--- begin RECORD LIST ---

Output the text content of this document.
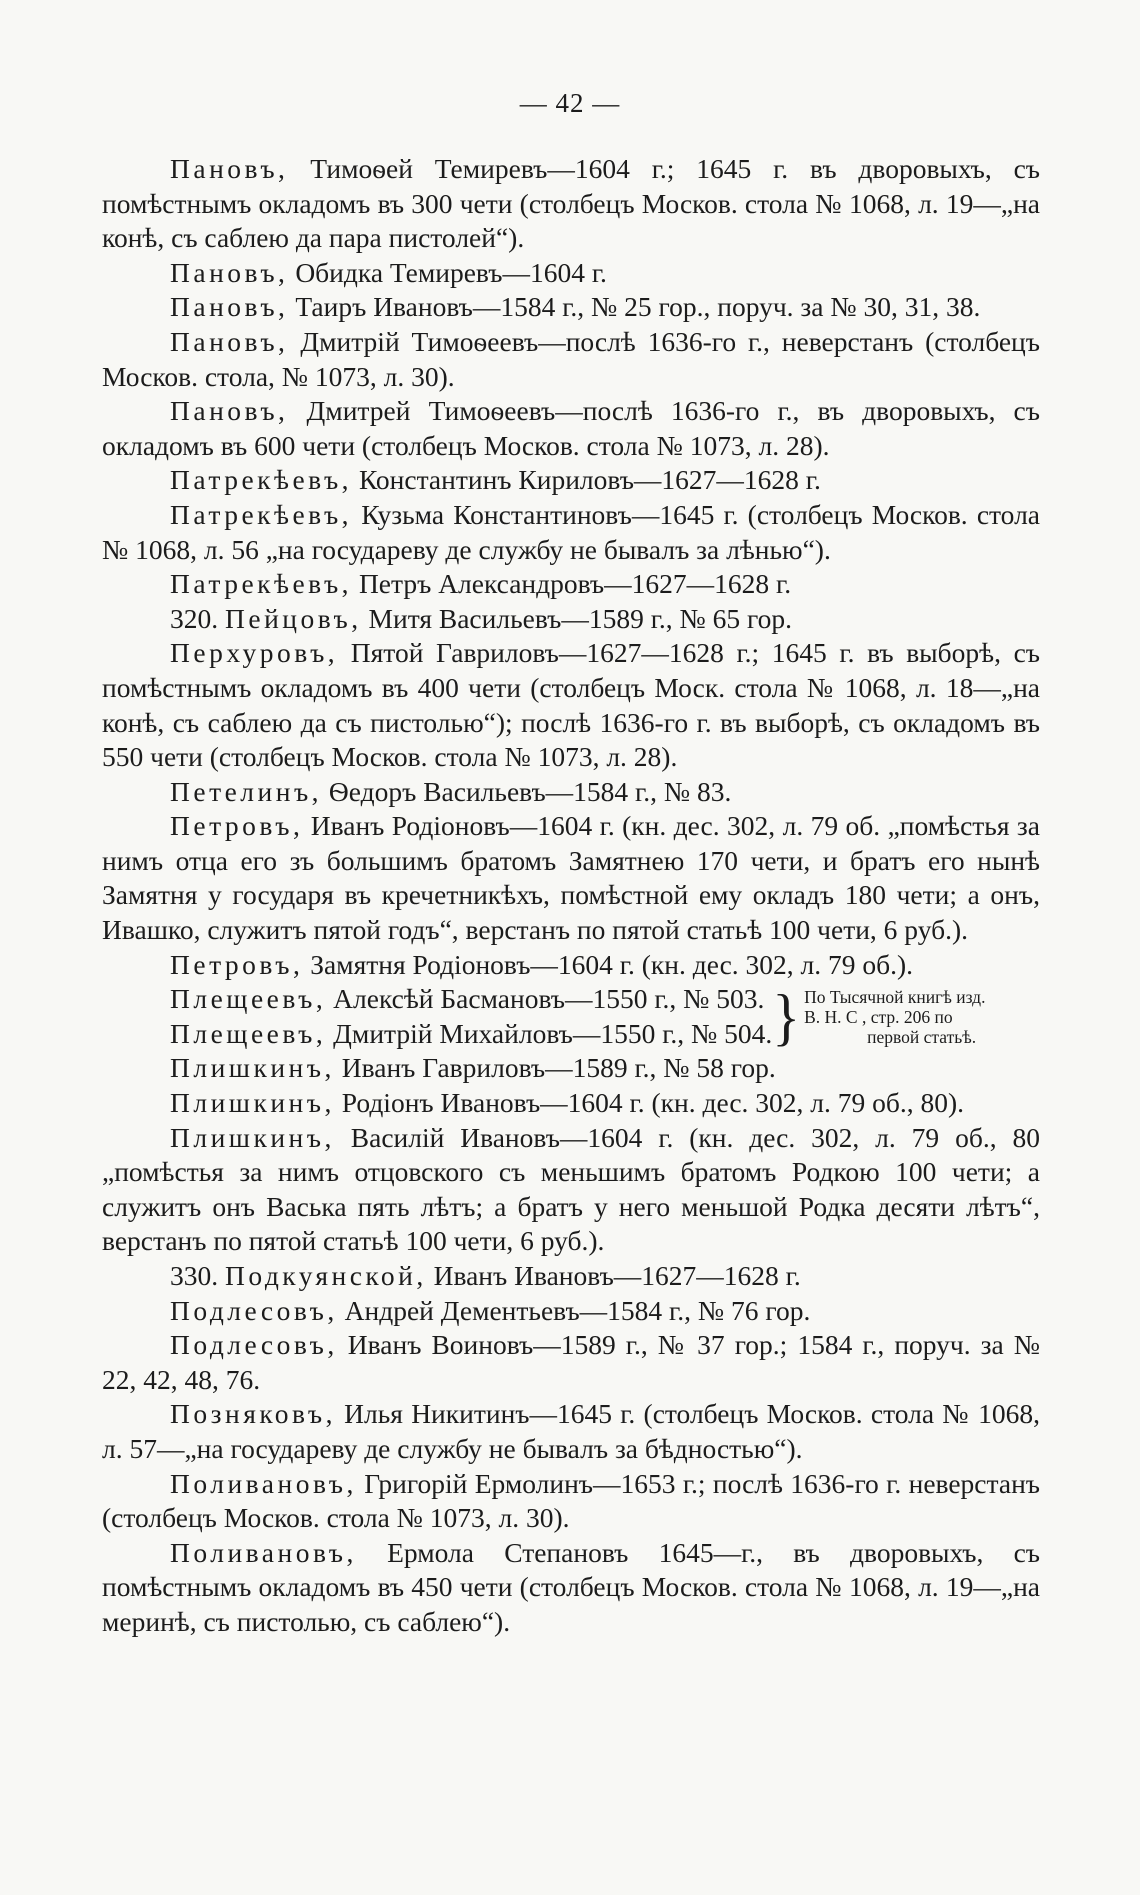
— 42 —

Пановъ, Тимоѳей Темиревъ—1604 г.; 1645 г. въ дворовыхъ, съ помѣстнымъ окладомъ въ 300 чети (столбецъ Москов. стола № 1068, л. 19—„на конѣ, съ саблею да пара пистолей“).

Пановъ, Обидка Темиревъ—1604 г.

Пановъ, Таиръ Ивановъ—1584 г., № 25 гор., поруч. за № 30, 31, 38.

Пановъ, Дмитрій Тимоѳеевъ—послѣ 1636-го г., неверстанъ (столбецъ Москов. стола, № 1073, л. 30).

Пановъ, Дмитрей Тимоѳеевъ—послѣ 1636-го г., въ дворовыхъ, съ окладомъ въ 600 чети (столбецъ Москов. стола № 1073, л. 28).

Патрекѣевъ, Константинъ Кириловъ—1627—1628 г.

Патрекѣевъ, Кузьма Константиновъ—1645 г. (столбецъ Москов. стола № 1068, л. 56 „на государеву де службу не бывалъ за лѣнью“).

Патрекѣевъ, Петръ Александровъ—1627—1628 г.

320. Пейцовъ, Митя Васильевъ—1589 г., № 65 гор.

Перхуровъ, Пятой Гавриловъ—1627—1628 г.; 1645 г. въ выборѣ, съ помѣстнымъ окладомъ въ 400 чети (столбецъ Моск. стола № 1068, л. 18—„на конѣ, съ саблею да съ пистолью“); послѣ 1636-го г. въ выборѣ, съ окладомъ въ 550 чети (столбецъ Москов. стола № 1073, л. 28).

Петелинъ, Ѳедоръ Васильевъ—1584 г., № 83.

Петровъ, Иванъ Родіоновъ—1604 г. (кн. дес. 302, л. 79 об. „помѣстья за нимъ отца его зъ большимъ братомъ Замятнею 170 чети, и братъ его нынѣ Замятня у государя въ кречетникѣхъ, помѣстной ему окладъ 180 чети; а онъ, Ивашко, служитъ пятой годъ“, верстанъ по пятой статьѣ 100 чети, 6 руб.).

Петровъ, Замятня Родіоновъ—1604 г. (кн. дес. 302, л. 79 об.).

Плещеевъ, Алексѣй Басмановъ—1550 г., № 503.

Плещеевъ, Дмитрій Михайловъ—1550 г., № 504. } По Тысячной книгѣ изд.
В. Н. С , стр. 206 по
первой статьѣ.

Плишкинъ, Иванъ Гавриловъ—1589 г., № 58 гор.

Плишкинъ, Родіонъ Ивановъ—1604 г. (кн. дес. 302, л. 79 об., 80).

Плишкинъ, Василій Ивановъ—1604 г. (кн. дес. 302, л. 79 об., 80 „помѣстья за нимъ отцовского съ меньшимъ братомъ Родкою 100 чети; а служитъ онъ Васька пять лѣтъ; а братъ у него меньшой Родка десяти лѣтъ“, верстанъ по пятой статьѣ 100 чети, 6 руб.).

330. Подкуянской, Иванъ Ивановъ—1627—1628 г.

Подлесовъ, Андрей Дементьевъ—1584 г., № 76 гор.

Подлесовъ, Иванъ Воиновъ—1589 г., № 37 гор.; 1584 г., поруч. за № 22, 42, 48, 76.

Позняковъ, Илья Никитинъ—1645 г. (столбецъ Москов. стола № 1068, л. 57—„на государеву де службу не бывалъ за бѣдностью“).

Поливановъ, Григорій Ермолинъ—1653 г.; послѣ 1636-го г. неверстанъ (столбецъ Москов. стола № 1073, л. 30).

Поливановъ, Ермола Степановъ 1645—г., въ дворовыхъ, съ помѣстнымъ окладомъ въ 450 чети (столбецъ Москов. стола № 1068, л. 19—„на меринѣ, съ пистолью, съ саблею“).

--- end RECORD LIST ---

Search the records for the word "Плещеевъ" and copy every line where it occurs.

Плещеевъ, Алексѣй Басмановъ—1550 г., № 503.
Плещеевъ, Дмитрій Михайловъ—1550 г., № 504. } По Тысячной книгѣ изд.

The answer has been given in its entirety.